- **WHAT IS NEEDED**
Take every line where the string "BERGMANN" appears and copy it.

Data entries
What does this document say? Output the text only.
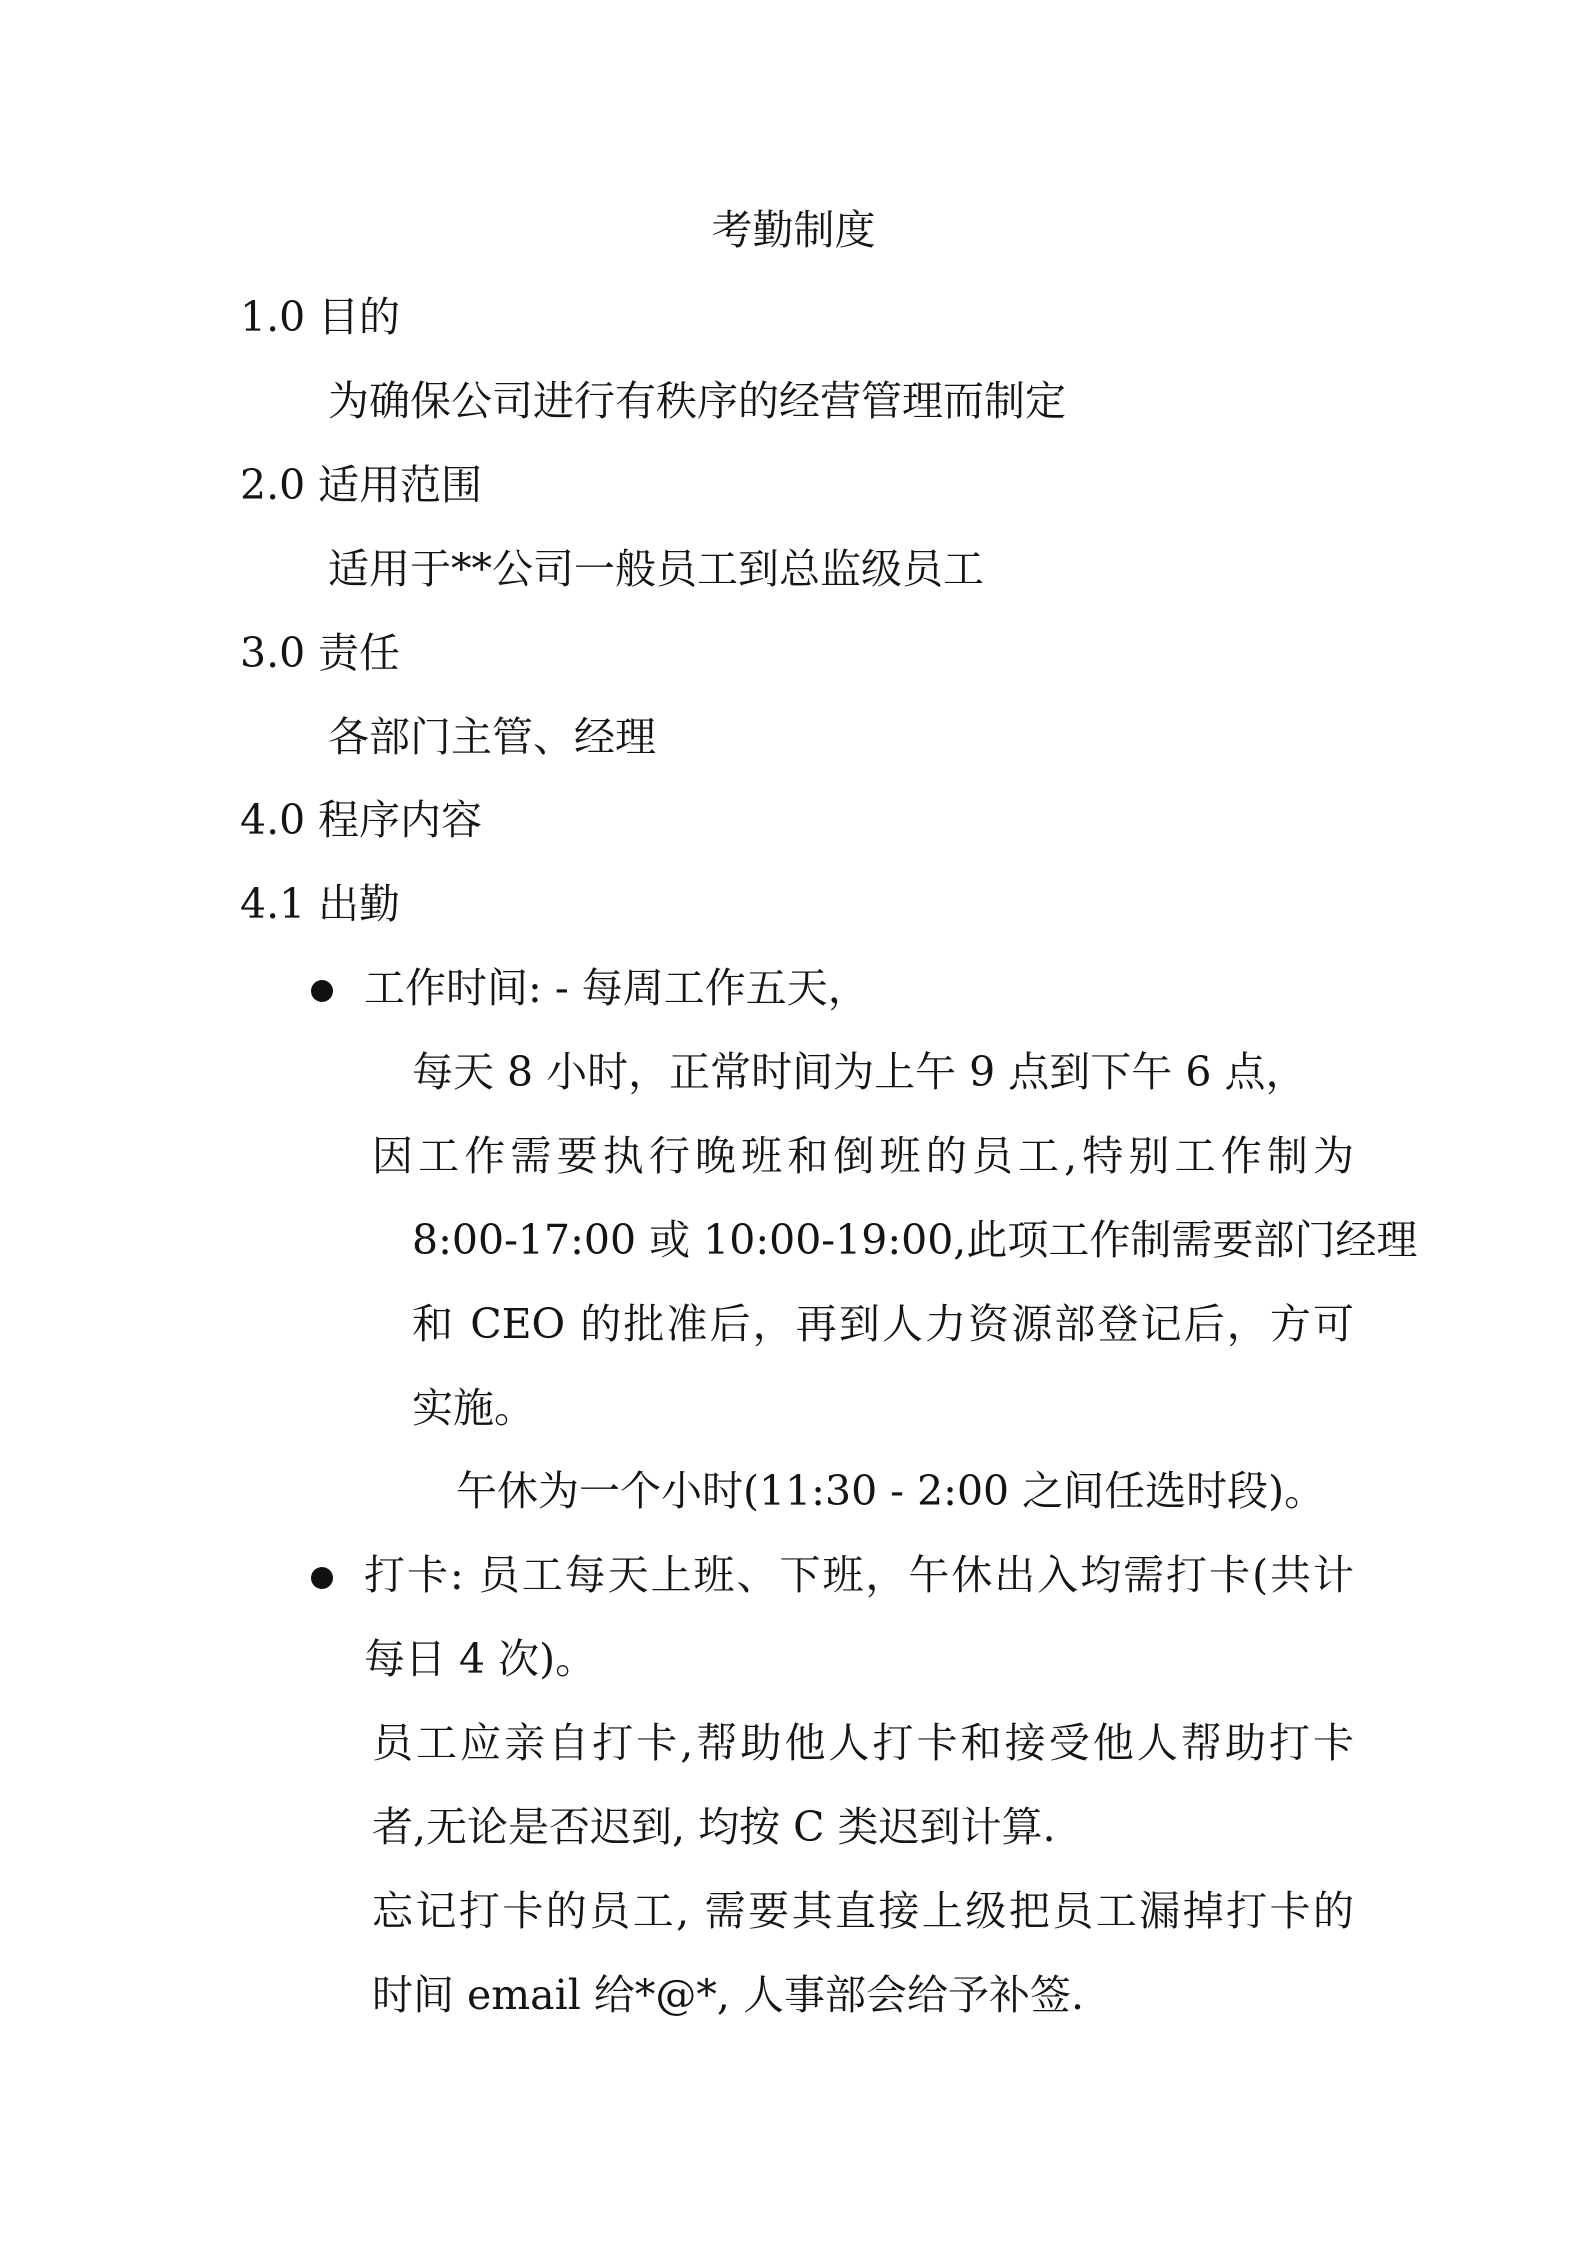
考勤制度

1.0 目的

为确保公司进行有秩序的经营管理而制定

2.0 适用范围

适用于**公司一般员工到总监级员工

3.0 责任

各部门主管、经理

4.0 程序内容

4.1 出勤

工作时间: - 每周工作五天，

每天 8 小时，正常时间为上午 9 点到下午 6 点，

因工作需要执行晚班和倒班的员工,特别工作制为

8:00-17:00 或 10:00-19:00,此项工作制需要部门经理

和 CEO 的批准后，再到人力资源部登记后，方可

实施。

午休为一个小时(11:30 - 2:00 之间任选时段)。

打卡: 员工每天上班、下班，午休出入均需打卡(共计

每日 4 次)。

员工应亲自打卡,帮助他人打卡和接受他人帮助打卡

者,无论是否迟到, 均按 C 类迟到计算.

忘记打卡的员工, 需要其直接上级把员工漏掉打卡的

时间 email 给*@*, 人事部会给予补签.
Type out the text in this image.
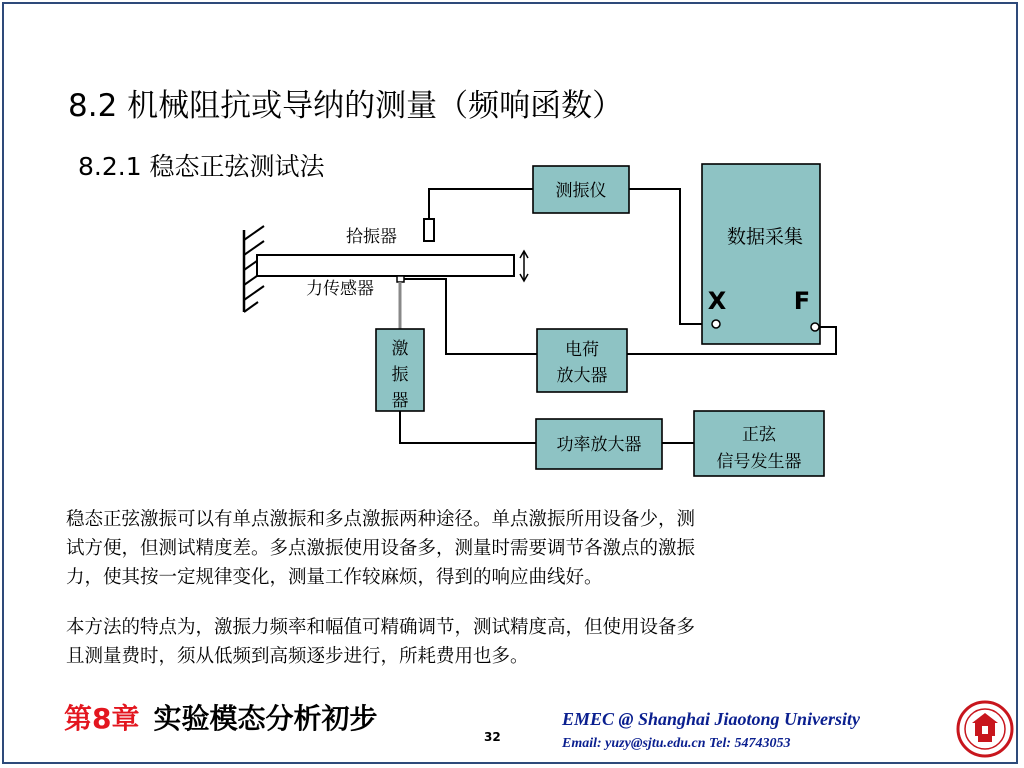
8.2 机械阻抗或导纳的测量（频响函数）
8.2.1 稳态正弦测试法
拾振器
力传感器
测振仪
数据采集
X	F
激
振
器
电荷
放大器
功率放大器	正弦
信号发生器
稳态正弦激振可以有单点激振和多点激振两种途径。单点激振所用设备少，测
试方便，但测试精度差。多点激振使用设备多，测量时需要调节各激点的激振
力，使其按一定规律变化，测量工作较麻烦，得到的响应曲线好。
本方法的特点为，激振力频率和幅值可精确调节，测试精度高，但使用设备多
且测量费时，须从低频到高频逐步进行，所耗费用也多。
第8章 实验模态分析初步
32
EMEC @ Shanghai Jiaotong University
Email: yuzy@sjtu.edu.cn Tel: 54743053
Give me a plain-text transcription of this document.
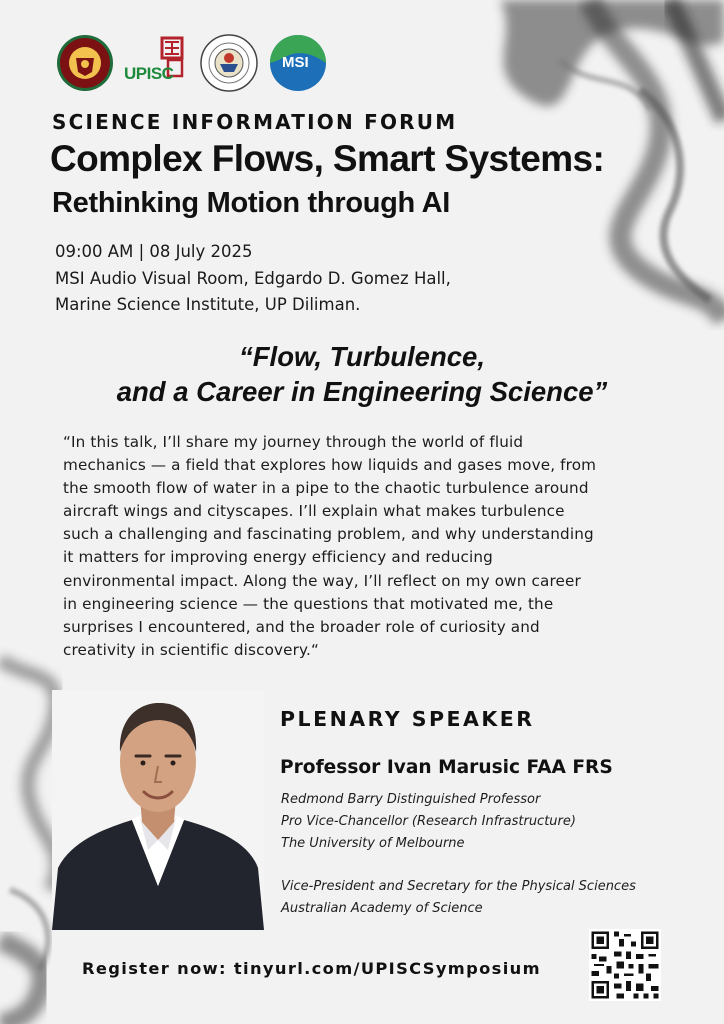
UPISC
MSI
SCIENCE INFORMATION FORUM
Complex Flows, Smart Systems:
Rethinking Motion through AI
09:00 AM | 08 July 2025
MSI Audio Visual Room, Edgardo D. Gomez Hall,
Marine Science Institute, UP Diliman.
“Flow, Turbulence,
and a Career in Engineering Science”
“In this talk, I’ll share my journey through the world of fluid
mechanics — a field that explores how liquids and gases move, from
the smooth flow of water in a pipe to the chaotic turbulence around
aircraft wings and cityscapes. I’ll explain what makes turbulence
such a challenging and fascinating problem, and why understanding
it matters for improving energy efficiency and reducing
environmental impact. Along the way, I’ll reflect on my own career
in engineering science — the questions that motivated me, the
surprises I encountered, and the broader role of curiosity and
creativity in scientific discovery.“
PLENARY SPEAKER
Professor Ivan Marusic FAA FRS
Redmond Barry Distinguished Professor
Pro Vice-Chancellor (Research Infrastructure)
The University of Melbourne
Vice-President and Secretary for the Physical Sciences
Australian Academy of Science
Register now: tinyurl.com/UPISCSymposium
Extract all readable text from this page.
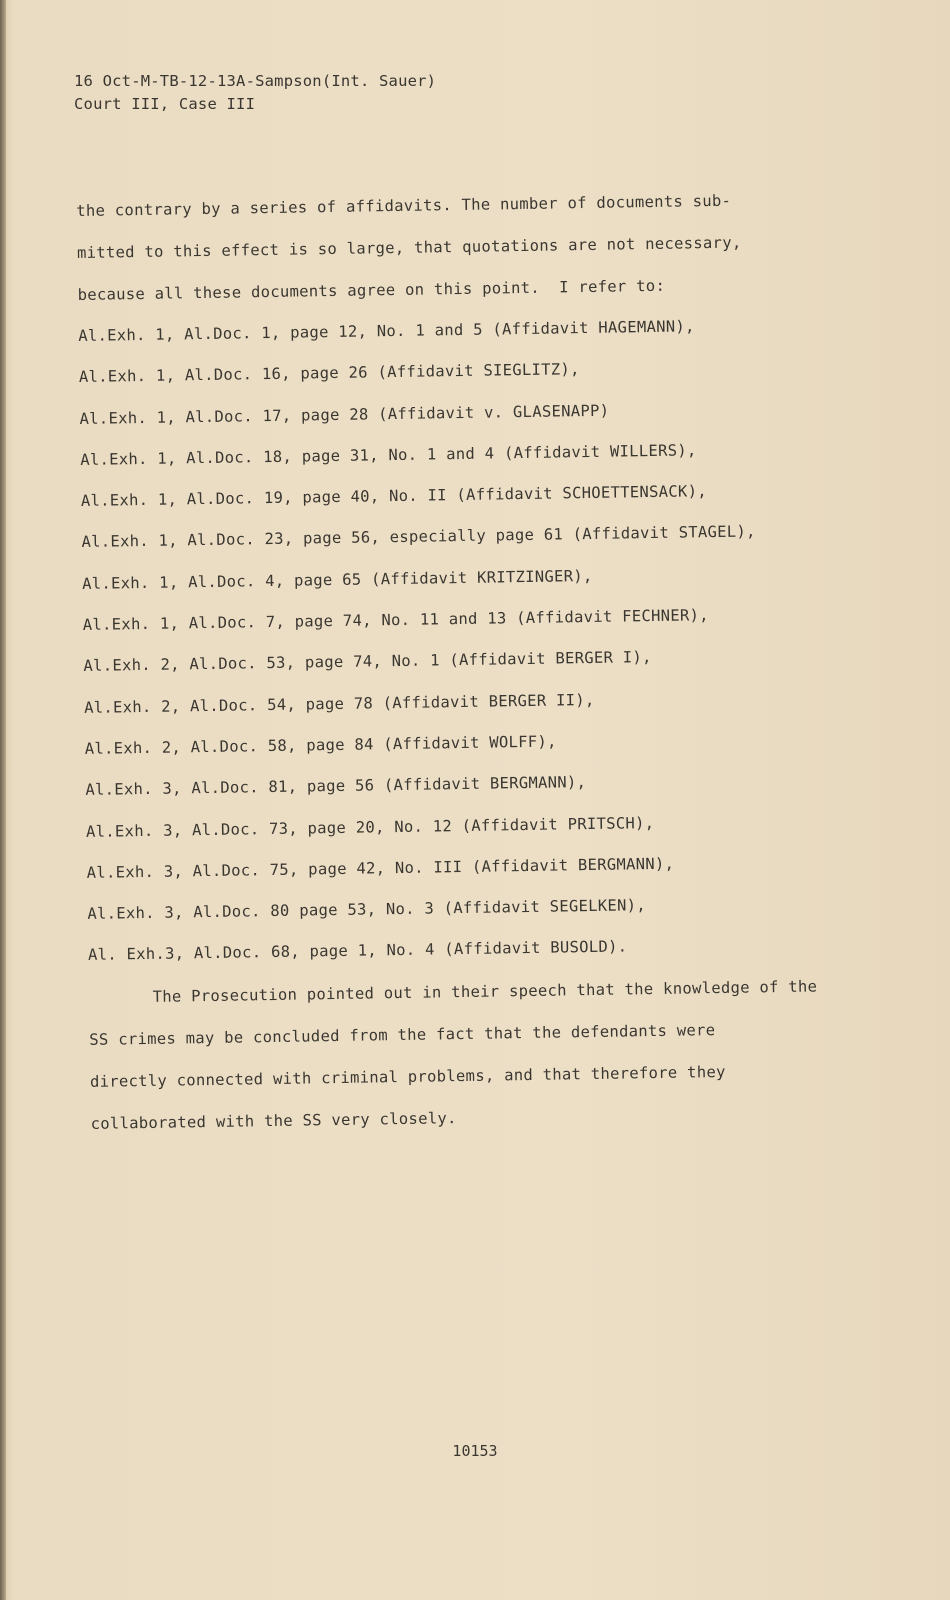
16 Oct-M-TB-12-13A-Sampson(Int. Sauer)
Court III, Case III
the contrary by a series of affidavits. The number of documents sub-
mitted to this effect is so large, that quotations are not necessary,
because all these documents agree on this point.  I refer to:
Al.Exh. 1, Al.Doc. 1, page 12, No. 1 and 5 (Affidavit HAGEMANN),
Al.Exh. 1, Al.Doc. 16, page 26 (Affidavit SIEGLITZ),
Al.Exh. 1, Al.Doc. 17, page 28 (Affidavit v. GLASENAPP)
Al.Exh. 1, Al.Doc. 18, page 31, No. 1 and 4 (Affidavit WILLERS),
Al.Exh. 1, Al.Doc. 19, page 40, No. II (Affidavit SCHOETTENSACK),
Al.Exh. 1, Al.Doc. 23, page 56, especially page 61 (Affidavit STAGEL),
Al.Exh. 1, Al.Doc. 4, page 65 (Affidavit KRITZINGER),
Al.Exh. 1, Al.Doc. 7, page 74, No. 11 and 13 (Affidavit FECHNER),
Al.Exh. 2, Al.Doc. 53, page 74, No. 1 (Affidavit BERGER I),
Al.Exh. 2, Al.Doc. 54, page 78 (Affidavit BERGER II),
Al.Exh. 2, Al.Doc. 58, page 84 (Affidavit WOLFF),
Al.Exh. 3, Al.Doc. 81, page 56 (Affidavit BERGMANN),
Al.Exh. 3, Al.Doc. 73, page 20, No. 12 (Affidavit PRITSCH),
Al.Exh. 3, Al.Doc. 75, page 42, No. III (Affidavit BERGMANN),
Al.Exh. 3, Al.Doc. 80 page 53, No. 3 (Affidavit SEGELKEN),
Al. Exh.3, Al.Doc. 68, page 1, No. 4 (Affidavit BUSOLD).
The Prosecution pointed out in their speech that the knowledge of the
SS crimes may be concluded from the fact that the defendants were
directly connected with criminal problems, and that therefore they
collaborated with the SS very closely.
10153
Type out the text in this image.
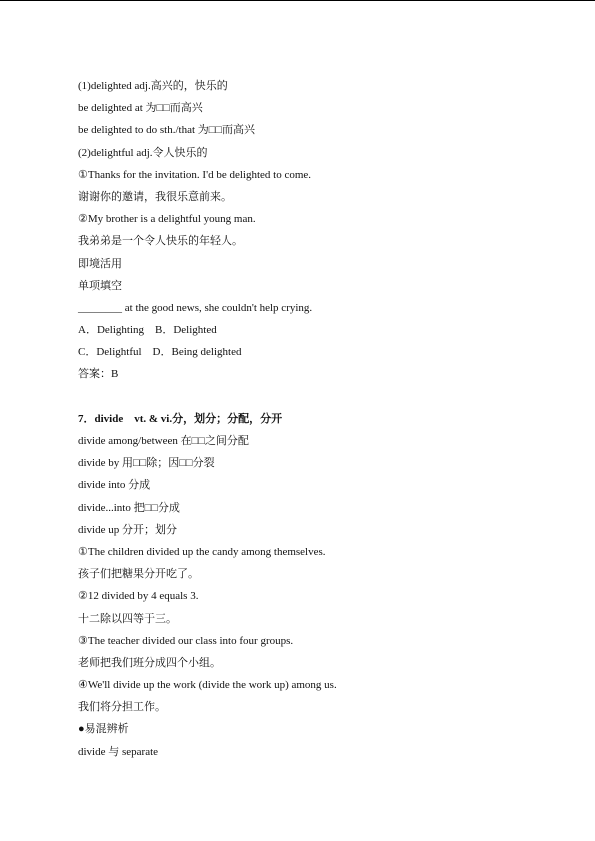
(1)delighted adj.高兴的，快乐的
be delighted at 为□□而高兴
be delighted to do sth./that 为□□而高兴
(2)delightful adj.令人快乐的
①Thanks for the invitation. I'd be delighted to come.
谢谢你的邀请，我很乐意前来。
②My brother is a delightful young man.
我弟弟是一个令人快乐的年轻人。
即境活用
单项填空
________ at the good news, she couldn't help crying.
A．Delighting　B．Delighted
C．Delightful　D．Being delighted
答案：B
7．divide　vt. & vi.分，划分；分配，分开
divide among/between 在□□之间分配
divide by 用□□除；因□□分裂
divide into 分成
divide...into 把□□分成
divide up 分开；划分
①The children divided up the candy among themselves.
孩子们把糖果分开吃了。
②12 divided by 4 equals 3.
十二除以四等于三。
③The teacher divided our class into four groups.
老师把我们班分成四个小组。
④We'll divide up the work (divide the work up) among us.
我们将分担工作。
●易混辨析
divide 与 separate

- **WORKED SOLUTION**
Al.Exh. 3, Al.Doc. 81, page 56 (Affidavit BERGMANN),
Al.Exh. 3, Al.Doc. 75, page 42, No. III (Affidavit BERGMANN),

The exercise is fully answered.